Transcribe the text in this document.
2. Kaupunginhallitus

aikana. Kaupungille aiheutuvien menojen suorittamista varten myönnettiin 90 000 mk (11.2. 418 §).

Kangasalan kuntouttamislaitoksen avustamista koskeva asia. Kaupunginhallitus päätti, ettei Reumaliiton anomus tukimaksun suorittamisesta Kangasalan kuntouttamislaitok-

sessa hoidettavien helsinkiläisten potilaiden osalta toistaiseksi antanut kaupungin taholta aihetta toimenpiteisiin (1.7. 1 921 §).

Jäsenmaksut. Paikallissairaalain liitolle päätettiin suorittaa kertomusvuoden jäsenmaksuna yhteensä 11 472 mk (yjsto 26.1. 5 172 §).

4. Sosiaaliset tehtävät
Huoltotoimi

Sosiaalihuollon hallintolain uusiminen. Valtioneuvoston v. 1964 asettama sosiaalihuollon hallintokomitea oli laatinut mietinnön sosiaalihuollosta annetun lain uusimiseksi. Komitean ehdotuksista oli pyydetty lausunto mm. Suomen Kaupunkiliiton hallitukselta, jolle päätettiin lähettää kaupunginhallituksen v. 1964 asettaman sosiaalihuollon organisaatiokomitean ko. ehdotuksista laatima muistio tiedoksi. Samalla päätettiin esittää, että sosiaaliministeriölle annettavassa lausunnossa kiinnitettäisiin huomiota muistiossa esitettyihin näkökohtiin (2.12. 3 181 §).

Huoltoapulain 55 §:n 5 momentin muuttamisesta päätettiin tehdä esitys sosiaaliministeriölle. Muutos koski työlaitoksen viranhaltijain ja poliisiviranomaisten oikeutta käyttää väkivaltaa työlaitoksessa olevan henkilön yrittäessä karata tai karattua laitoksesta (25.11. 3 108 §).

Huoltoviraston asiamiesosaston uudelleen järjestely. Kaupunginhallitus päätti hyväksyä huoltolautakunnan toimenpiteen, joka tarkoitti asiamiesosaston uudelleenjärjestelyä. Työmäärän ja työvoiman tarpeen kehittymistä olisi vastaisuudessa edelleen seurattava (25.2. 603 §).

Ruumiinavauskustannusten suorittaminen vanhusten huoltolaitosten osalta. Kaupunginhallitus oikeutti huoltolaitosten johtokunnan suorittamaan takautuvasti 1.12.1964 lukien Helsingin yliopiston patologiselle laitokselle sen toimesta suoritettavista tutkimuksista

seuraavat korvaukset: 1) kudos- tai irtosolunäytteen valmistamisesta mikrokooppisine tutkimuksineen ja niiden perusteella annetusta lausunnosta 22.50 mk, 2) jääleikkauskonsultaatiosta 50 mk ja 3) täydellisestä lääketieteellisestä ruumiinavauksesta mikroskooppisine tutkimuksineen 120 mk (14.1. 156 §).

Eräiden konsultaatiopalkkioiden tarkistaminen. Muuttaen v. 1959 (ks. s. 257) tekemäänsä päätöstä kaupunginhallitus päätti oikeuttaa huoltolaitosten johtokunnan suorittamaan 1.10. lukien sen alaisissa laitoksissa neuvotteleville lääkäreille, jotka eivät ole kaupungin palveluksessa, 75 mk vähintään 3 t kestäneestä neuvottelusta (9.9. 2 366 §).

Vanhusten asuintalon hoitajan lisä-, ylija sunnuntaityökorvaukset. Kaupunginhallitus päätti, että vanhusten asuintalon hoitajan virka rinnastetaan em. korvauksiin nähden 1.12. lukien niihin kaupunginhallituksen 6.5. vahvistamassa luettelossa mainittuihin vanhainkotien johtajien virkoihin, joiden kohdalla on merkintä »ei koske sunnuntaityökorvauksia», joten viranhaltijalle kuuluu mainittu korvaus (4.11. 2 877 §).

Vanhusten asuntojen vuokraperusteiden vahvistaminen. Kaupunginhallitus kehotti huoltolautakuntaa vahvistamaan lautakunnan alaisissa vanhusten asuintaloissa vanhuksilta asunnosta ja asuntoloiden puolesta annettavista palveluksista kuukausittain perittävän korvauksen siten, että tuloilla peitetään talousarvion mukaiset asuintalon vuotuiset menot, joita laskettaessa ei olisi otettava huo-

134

# # # #

Exercise description:
Copy out every entry again, exactly as it was given.

Correct response:
Transcribe the text in this document.
2. Kaupunginhallitus

aikana. Kaupungille aiheutuvien menojen suorittamista varten myönnettiin 90 000 mk (11.2. 418 §).

Kangasalan kuntouttamislaitoksen avustamista koskeva asia. Kaupunginhallitus päätti, ettei Reumaliiton anomus tukimaksun suorittamisesta Kangasalan kuntouttamislaitok-

sessa hoidettavien helsinkiläisten potilaiden osalta toistaiseksi antanut kaupungin taholta aihetta toimenpiteisiin (1.7. 1 921 §).

Jäsenmaksut. Paikallissairaalain liitolle päätettiin suorittaa kertomusvuoden jäsenmaksuna yhteensä 11 472 mk (yjsto 26.1. 5 172 §).

4. Sosiaaliset tehtävät
Huoltotoimi

Sosiaalihuollon hallintolain uusiminen. Valtioneuvoston v. 1964 asettama sosiaalihuollon hallintokomitea oli laatinut mietinnön sosiaalihuollosta annetun lain uusimiseksi. Komitean ehdotuksista oli pyydetty lausunto mm. Suomen Kaupunkiliiton hallitukselta, jolle päätettiin lähettää kaupunginhallituksen v. 1964 asettaman sosiaalihuollon organisaatiokomitean ko. ehdotuksista laatima muistio tiedoksi. Samalla päätettiin esittää, että sosiaaliministeriölle annettavassa lausunnossa kiinnitettäisiin huomiota muistiossa esitettyihin näkökohtiin (2.12. 3 181 §).

Huoltoapulain 55 §:n 5 momentin muuttamisesta päätettiin tehdä esitys sosiaaliministeriölle. Muutos koski työlaitoksen viranhaltijain ja poliisiviranomaisten oikeutta käyttää väkivaltaa työlaitoksessa olevan henkilön yrittäessä karata tai karattua laitoksesta (25.11. 3 108 §).

Huoltoviraston asiamiesosaston uudelleen järjestely. Kaupunginhallitus päätti hyväksyä huoltolautakunnan toimenpiteen, joka tarkoitti asiamiesosaston uudelleenjärjestelyä. Työmäärän ja työvoiman tarpeen kehittymistä olisi vastaisuudessa edelleen seurattava (25.2. 603 §).

Ruumiinavauskustannusten suorittaminen vanhusten huoltolaitosten osalta. Kaupunginhallitus oikeutti huoltolaitosten johtokunnan suorittamaan takautuvasti 1.12.1964 lukien Helsingin yliopiston patologiselle laitokselle sen toimesta suoritettavista tutkimuksista

seuraavat korvaukset: 1) kudos- tai irtosolunäytteen valmistamisesta mikrokooppisine tutkimuksineen ja niiden perusteella annetusta lausunnosta 22.50 mk, 2) jääleikkauskonsultaatiosta 50 mk ja 3) täydellisestä lääketieteellisestä ruumiinavauksesta mikroskooppisine tutkimuksineen 120 mk (14.1. 156 §).

Eräiden konsultaatiopalkkioiden tarkistaminen. Muuttaen v. 1959 (ks. s. 257) tekemäänsä päätöstä kaupunginhallitus päätti oikeuttaa huoltolaitosten johtokunnan suorittamaan 1.10. lukien sen alaisissa laitoksissa neuvotteleville lääkäreille, jotka eivät ole kaupungin palveluksessa, 75 mk vähintään 3 t kestäneestä neuvottelusta (9.9. 2 366 §).

Vanhusten asuintalon hoitajan lisä-, ylija sunnuntaityökorvaukset. Kaupunginhallitus päätti, että vanhusten asuintalon hoitajan virka rinnastetaan em. korvauksiin nähden 1.12. lukien niihin kaupunginhallituksen 6.5. vahvistamassa luettelossa mainittuihin vanhainkotien johtajien virkoihin, joiden kohdalla on merkintä »ei koske sunnuntaityökorvauksia», joten viranhaltijalle kuuluu mainittu korvaus (4.11. 2 877 §).

Vanhusten asuntojen vuokraperusteiden vahvistaminen. Kaupunginhallitus kehotti huoltolautakuntaa vahvistamaan lautakunnan alaisissa vanhusten asuintaloissa vanhuksilta asunnosta ja asuntoloiden puolesta annettavista palveluksista kuukausittain perittävän korvauksen siten, että tuloilla peitetään talousarvion mukaiset asuintalon vuotuiset menot, joita laskettaessa ei olisi otettava huo-

134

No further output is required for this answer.